(Problem details)
Each line of the material below should be reproduced exactly.

(Data entries)

(begin)

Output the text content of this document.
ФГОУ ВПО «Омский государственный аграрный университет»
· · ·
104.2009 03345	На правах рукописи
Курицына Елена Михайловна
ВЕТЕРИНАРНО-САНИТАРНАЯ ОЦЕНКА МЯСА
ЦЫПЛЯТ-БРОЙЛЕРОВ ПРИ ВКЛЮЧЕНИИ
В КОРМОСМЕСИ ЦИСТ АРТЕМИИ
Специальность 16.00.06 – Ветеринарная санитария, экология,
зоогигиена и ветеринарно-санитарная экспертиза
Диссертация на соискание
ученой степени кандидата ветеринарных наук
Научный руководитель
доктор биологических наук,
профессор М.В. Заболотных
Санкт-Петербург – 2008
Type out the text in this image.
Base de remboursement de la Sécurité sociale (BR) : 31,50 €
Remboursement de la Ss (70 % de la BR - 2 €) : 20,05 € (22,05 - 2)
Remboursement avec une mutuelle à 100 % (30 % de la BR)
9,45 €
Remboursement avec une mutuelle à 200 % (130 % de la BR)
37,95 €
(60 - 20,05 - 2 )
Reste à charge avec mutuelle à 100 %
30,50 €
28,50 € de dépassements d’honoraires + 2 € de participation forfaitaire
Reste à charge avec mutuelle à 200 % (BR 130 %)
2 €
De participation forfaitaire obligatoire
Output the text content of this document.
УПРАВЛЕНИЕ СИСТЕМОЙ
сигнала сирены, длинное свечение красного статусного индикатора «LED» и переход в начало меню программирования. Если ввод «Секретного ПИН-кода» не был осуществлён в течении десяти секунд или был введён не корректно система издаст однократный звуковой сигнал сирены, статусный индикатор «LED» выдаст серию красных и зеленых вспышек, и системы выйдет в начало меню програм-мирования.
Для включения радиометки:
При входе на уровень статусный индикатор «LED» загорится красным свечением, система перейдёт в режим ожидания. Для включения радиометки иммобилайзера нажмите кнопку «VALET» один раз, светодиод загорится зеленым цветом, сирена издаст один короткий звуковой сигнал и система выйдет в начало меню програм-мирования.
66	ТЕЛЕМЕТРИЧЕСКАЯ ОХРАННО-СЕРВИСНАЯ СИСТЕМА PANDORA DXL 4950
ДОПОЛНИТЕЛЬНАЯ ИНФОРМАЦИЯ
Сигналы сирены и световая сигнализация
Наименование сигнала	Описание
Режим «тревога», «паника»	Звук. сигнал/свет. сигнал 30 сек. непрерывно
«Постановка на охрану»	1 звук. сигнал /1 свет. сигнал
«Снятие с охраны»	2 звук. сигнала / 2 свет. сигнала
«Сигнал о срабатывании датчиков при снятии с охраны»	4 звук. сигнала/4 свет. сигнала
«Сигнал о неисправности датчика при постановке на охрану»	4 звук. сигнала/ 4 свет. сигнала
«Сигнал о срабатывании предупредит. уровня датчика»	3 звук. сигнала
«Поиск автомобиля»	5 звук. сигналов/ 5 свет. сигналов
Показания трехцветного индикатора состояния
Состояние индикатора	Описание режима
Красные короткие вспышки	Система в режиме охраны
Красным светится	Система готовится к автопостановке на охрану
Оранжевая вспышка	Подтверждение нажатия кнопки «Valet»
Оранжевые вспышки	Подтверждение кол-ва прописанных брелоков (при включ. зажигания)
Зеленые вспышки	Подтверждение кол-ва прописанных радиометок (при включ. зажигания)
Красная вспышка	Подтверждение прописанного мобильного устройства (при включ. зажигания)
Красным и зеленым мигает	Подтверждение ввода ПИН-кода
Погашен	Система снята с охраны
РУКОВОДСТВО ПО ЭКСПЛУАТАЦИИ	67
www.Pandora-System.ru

(end)

(Result of the exercise)
Output the text content of this document.
ФГОУ ВПО «Омский государственный аграрный университет»
· · ·
104.2009 03345	На правах рукописи
Курицына Елена Михайловна
ВЕТЕРИНАРНО-САНИТАРНАЯ ОЦЕНКА МЯСА
ЦЫПЛЯТ-БРОЙЛЕРОВ ПРИ ВКЛЮЧЕНИИ
В КОРМОСМЕСИ ЦИСТ АРТЕМИИ
Специальность 16.00.06 – Ветеринарная санитария, экология,
зоогигиена и ветеринарно-санитарная экспертиза
Диссертация на соискание
ученой степени кандидата ветеринарных наук
Научный руководитель
доктор биологических наук,
профессор М.В. Заболотных
Санкт-Петербург – 2008
Type out the text in this image.
Base de remboursement de la Sécurité sociale (BR) : 31,50 €
Remboursement de la Ss (70 % de la BR - 2 €) : 20,05 € (22,05 - 2)
Remboursement avec une mutuelle à 100 % (30 % de la BR)
9,45 €
Remboursement avec une mutuelle à 200 % (130 % de la BR)
37,95 €
(60 - 20,05 - 2 )
Reste à charge avec mutuelle à 100 %
30,50 €
28,50 € de dépassements d’honoraires + 2 € de participation forfaitaire
Reste à charge avec mutuelle à 200 % (BR 130 %)
2 €
De participation forfaitaire obligatoire
Output the text content of this document.
УПРАВЛЕНИЕ СИСТЕМОЙ
сигнала сирены, длинное свечение красного статусного индикатора «LED» и переход в начало меню программирования. Если ввод «Секретного ПИН-кода» не был осуществлён в течении десяти секунд или был введён не корректно система издаст однократный звуковой сигнал сирены, статусный индикатор «LED» выдаст серию красных и зеленых вспышек, и системы выйдет в начало меню програм-мирования.
Для включения радиометки:
При входе на уровень статусный индикатор «LED» загорится красным свечением, система перейдёт в режим ожидания. Для включения радиометки иммобилайзера нажмите кнопку «VALET» один раз, светодиод загорится зеленым цветом, сирена издаст один короткий звуковой сигнал и система выйдет в начало меню програм-мирования.
66	ТЕЛЕМЕТРИЧЕСКАЯ ОХРАННО-СЕРВИСНАЯ СИСТЕМА PANDORA DXL 4950
ДОПОЛНИТЕЛЬНАЯ ИНФОРМАЦИЯ
Сигналы сирены и световая сигнализация
Наименование сигнала	Описание
Режим «тревога», «паника»	Звук. сигнал/свет. сигнал 30 сек. непрерывно
«Постановка на охрану»	1 звук. сигнал /1 свет. сигнал
«Снятие с охраны»	2 звук. сигнала / 2 свет. сигнала
«Сигнал о срабатывании датчиков при снятии с охраны»	4 звук. сигнала/4 свет. сигнала
«Сигнал о неисправности датчика при постановке на охрану»	4 звук. сигнала/ 4 свет. сигнала
«Сигнал о срабатывании предупредит. уровня датчика»	3 звук. сигнала
«Поиск автомобиля»	5 звук. сигналов/ 5 свет. сигналов
Показания трехцветного индикатора состояния
Состояние индикатора	Описание режима
Красные короткие вспышки	Система в режиме охраны
Красным светится	Система готовится к автопостановке на охрану
Оранжевая вспышка	Подтверждение нажатия кнопки «Valet»
Оранжевые вспышки	Подтверждение кол-ва прописанных брелоков (при включ. зажигания)
Зеленые вспышки	Подтверждение кол-ва прописанных радиометок (при включ. зажигания)
Красная вспышка	Подтверждение прописанного мобильного устройства (при включ. зажигания)
Красным и зеленым мигает	Подтверждение ввода ПИН-кода
Погашен	Система снята с охраны
РУКОВОДСТВО ПО ЭКСПЛУАТАЦИИ	67
www.Pandora-System.ru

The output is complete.